# start of RECORDS PROVIDED

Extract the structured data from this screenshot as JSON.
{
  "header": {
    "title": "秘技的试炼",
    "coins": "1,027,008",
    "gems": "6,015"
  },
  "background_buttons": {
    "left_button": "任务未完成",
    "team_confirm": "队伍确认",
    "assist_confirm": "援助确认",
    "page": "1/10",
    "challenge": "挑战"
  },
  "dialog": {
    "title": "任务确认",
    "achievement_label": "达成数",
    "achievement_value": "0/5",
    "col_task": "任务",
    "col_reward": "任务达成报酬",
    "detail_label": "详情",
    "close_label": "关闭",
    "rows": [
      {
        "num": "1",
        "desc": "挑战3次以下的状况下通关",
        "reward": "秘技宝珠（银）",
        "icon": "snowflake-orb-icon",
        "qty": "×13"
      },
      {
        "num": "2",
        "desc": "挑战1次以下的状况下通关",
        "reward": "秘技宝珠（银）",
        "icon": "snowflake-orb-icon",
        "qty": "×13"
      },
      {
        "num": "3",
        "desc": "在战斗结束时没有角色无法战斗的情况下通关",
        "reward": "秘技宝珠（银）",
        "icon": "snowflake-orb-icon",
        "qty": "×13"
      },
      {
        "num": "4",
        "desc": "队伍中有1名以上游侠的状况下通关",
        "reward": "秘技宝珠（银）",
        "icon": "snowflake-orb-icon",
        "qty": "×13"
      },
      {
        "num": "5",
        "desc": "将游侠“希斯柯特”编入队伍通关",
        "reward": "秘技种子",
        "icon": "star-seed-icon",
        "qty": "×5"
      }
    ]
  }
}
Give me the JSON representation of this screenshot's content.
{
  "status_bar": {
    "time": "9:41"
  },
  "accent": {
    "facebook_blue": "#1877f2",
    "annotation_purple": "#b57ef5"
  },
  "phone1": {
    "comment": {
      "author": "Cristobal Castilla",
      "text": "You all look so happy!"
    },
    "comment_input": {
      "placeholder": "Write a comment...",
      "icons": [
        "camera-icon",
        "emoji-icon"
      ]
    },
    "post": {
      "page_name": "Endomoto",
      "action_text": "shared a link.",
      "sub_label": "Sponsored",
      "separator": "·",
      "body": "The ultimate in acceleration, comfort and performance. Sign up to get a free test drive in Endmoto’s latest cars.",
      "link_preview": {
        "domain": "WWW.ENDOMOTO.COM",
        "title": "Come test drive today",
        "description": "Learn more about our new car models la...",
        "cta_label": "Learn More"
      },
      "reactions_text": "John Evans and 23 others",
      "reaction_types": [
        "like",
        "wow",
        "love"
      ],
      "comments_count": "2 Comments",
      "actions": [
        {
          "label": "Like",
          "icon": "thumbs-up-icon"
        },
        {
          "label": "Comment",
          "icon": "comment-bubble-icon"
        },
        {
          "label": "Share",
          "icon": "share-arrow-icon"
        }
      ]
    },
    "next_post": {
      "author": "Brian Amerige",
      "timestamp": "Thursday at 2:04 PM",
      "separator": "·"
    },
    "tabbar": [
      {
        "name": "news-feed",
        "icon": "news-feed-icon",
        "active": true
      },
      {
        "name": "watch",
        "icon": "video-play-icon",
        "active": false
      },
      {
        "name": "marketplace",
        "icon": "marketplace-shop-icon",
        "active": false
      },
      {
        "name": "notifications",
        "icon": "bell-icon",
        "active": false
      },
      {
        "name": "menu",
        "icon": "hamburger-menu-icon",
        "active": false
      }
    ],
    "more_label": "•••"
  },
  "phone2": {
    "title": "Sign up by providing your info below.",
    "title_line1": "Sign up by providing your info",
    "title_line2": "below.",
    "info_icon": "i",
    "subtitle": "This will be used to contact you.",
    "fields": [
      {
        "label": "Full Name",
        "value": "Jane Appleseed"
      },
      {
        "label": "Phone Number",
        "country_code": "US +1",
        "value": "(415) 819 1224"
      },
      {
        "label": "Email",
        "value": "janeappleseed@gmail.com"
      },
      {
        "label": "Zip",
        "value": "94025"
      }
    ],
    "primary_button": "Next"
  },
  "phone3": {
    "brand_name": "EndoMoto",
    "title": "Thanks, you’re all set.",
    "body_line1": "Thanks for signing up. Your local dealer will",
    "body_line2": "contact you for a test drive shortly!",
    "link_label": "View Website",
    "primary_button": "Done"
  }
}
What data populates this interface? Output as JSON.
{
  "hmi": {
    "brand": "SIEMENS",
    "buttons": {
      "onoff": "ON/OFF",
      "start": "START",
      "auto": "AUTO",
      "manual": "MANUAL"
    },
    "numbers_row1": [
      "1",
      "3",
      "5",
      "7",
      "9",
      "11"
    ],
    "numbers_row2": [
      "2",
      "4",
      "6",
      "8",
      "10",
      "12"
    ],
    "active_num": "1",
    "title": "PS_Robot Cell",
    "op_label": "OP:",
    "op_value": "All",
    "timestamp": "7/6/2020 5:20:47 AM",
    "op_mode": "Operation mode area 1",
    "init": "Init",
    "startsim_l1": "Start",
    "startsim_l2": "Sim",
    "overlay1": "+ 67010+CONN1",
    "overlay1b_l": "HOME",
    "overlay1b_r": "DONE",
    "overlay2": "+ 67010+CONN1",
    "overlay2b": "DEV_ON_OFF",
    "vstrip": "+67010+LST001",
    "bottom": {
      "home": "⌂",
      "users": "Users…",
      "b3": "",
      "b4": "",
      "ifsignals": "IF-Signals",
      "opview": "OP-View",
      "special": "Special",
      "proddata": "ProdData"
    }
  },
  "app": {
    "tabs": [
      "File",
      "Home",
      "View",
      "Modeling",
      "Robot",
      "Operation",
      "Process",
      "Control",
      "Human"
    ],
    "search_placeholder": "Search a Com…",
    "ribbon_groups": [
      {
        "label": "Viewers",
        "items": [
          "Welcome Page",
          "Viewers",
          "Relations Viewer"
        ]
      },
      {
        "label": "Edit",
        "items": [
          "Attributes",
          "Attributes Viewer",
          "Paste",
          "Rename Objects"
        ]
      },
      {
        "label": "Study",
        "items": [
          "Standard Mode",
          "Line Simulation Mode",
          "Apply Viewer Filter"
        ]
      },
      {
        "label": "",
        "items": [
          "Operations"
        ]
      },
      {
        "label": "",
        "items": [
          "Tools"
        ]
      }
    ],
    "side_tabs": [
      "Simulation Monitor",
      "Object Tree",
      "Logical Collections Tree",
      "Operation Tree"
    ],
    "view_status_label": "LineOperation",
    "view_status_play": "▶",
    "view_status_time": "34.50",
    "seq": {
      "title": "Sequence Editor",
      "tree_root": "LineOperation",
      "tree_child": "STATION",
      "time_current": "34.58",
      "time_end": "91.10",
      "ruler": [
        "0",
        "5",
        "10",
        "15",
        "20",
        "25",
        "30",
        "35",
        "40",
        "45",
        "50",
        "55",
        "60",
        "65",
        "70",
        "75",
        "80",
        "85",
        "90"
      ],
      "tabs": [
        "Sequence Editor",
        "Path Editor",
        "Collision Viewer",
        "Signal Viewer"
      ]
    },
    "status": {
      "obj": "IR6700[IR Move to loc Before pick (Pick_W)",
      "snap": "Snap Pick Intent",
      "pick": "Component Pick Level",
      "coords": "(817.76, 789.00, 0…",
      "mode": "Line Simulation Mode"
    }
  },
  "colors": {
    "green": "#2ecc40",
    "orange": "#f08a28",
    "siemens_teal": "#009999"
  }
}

# end of RECORDS PROVIDED

• _OBJECTIVE_
Return the listing above in its exact form.

• _THE REPLY_
Extract the structured data from this screenshot as JSON.
{
  "header": {
    "title": "秘技的试炼",
    "coins": "1,027,008",
    "gems": "6,015"
  },
  "background_buttons": {
    "left_button": "任务未完成",
    "team_confirm": "队伍确认",
    "assist_confirm": "援助确认",
    "page": "1/10",
    "challenge": "挑战"
  },
  "dialog": {
    "title": "任务确认",
    "achievement_label": "达成数",
    "achievement_value": "0/5",
    "col_task": "任务",
    "col_reward": "任务达成报酬",
    "detail_label": "详情",
    "close_label": "关闭",
    "rows": [
      {
        "num": "1",
        "desc": "挑战3次以下的状况下通关",
        "reward": "秘技宝珠（银）",
        "icon": "snowflake-orb-icon",
        "qty": "×13"
      },
      {
        "num": "2",
        "desc": "挑战1次以下的状况下通关",
        "reward": "秘技宝珠（银）",
        "icon": "snowflake-orb-icon",
        "qty": "×13"
      },
      {
        "num": "3",
        "desc": "在战斗结束时没有角色无法战斗的情况下通关",
        "reward": "秘技宝珠（银）",
        "icon": "snowflake-orb-icon",
        "qty": "×13"
      },
      {
        "num": "4",
        "desc": "队伍中有1名以上游侠的状况下通关",
        "reward": "秘技宝珠（银）",
        "icon": "snowflake-orb-icon",
        "qty": "×13"
      },
      {
        "num": "5",
        "desc": "将游侠“希斯柯特”编入队伍通关",
        "reward": "秘技种子",
        "icon": "star-seed-icon",
        "qty": "×5"
      }
    ]
  }
}
Give me the JSON representation of this screenshot's content.
{
  "status_bar": {
    "time": "9:41"
  },
  "accent": {
    "facebook_blue": "#1877f2",
    "annotation_purple": "#b57ef5"
  },
  "phone1": {
    "comment": {
      "author": "Cristobal Castilla",
      "text": "You all look so happy!"
    },
    "comment_input": {
      "placeholder": "Write a comment...",
      "icons": [
        "camera-icon",
        "emoji-icon"
      ]
    },
    "post": {
      "page_name": "Endomoto",
      "action_text": "shared a link.",
      "sub_label": "Sponsored",
      "separator": "·",
      "body": "The ultimate in acceleration, comfort and performance. Sign up to get a free test drive in Endmoto’s latest cars.",
      "link_preview": {
        "domain": "WWW.ENDOMOTO.COM",
        "title": "Come test drive today",
        "description": "Learn more about our new car models la...",
        "cta_label": "Learn More"
      },
      "reactions_text": "John Evans and 23 others",
      "reaction_types": [
        "like",
        "wow",
        "love"
      ],
      "comments_count": "2 Comments",
      "actions": [
        {
          "label": "Like",
          "icon": "thumbs-up-icon"
        },
        {
          "label": "Comment",
          "icon": "comment-bubble-icon"
        },
        {
          "label": "Share",
          "icon": "share-arrow-icon"
        }
      ]
    },
    "next_post": {
      "author": "Brian Amerige",
      "timestamp": "Thursday at 2:04 PM",
      "separator": "·"
    },
    "tabbar": [
      {
        "name": "news-feed",
        "icon": "news-feed-icon",
        "active": true
      },
      {
        "name": "watch",
        "icon": "video-play-icon",
        "active": false
      },
      {
        "name": "marketplace",
        "icon": "marketplace-shop-icon",
        "active": false
      },
      {
        "name": "notifications",
        "icon": "bell-icon",
        "active": false
      },
      {
        "name": "menu",
        "icon": "hamburger-menu-icon",
        "active": false
      }
    ],
    "more_label": "•••"
  },
  "phone2": {
    "title": "Sign up by providing your info below.",
    "title_line1": "Sign up by providing your info",
    "title_line2": "below.",
    "info_icon": "i",
    "subtitle": "This will be used to contact you.",
    "fields": [
      {
        "label": "Full Name",
        "value": "Jane Appleseed"
      },
      {
        "label": "Phone Number",
        "country_code": "US +1",
        "value": "(415) 819 1224"
      },
      {
        "label": "Email",
        "value": "janeappleseed@gmail.com"
      },
      {
        "label": "Zip",
        "value": "94025"
      }
    ],
    "primary_button": "Next"
  },
  "phone3": {
    "brand_name": "EndoMoto",
    "title": "Thanks, you’re all set.",
    "body_line1": "Thanks for signing up. Your local dealer will",
    "body_line2": "contact you for a test drive shortly!",
    "link_label": "View Website",
    "primary_button": "Done"
  }
}
What data populates this interface? Output as JSON.
{
  "hmi": {
    "brand": "SIEMENS",
    "buttons": {
      "onoff": "ON/OFF",
      "start": "START",
      "auto": "AUTO",
      "manual": "MANUAL"
    },
    "numbers_row1": [
      "1",
      "3",
      "5",
      "7",
      "9",
      "11"
    ],
    "numbers_row2": [
      "2",
      "4",
      "6",
      "8",
      "10",
      "12"
    ],
    "active_num": "1",
    "title": "PS_Robot Cell",
    "op_label": "OP:",
    "op_value": "All",
    "timestamp": "7/6/2020 5:20:47 AM",
    "op_mode": "Operation mode area 1",
    "init": "Init",
    "startsim_l1": "Start",
    "startsim_l2": "Sim",
    "overlay1": "+ 67010+CONN1",
    "overlay1b_l": "HOME",
    "overlay1b_r": "DONE",
    "overlay2": "+ 67010+CONN1",
    "overlay2b": "DEV_ON_OFF",
    "vstrip": "+67010+LST001",
    "bottom": {
      "home": "⌂",
      "users": "Users…",
      "b3": "",
      "b4": "",
      "ifsignals": "IF-Signals",
      "opview": "OP-View",
      "special": "Special",
      "proddata": "ProdData"
    }
  },
  "app": {
    "tabs": [
      "File",
      "Home",
      "View",
      "Modeling",
      "Robot",
      "Operation",
      "Process",
      "Control",
      "Human"
    ],
    "search_placeholder": "Search a Com…",
    "ribbon_groups": [
      {
        "label": "Viewers",
        "items": [
          "Welcome Page",
          "Viewers",
          "Relations Viewer"
        ]
      },
      {
        "label": "Edit",
        "items": [
          "Attributes",
          "Attributes Viewer",
          "Paste",
          "Rename Objects"
        ]
      },
      {
        "label": "Study",
        "items": [
          "Standard Mode",
          "Line Simulation Mode",
          "Apply Viewer Filter"
        ]
      },
      {
        "label": "",
        "items": [
          "Operations"
        ]
      },
      {
        "label": "",
        "items": [
          "Tools"
        ]
      }
    ],
    "side_tabs": [
      "Simulation Monitor",
      "Object Tree",
      "Logical Collections Tree",
      "Operation Tree"
    ],
    "view_status_label": "LineOperation",
    "view_status_play": "▶",
    "view_status_time": "34.50",
    "seq": {
      "title": "Sequence Editor",
      "tree_root": "LineOperation",
      "tree_child": "STATION",
      "time_current": "34.58",
      "time_end": "91.10",
      "ruler": [
        "0",
        "5",
        "10",
        "15",
        "20",
        "25",
        "30",
        "35",
        "40",
        "45",
        "50",
        "55",
        "60",
        "65",
        "70",
        "75",
        "80",
        "85",
        "90"
      ],
      "tabs": [
        "Sequence Editor",
        "Path Editor",
        "Collision Viewer",
        "Signal Viewer"
      ]
    },
    "status": {
      "obj": "IR6700[IR Move to loc Before pick (Pick_W)",
      "snap": "Snap Pick Intent",
      "pick": "Component Pick Level",
      "coords": "(817.76, 789.00, 0…",
      "mode": "Line Simulation Mode"
    }
  },
  "colors": {
    "green": "#2ecc40",
    "orange": "#f08a28",
    "siemens_teal": "#009999"
  }
}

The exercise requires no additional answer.